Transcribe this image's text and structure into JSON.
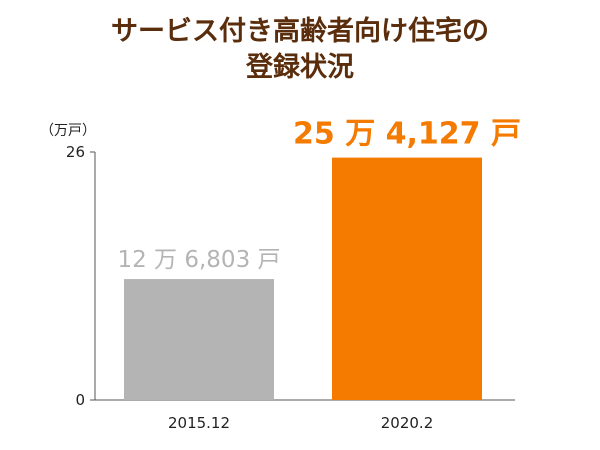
{
  "title_line1": "サービス付き高齢者向け住宅の",
  "title_line2": "登録状況",
  "colors": {
    "title": "#5a2d0c",
    "bar_2015": "#b4b4b4",
    "bar_2020": "#f57a00",
    "axis": "#555555"
  },
  "chart_data": {
    "type": "bar",
    "categories": [
      "2015.12",
      "2020.2"
    ],
    "values": [
      12.6803,
      25.4127
    ],
    "data_labels": [
      "12 万 6,803 戸",
      "25 万 4,127 戸"
    ],
    "ylabel": "（万戸）",
    "ylim": [
      0,
      26
    ],
    "y_ticks": [
      "0",
      "26"
    ],
    "grid": false,
    "legend": "none"
  }
}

**Problem to solve:**
Quote everything in the listing above exactly; pictures are the only thing to omit.

**Task output:**
Transcribe this image's text and structure into JSON.
{
  "title_line1": "サービス付き高齢者向け住宅の",
  "title_line2": "登録状況",
  "colors": {
    "title": "#5a2d0c",
    "bar_2015": "#b4b4b4",
    "bar_2020": "#f57a00",
    "axis": "#555555"
  },
  "chart_data": {
    "type": "bar",
    "categories": [
      "2015.12",
      "2020.2"
    ],
    "values": [
      12.6803,
      25.4127
    ],
    "data_labels": [
      "12 万 6,803 戸",
      "25 万 4,127 戸"
    ],
    "ylabel": "（万戸）",
    "ylim": [
      0,
      26
    ],
    "y_ticks": [
      "0",
      "26"
    ],
    "grid": false,
    "legend": "none"
  }
}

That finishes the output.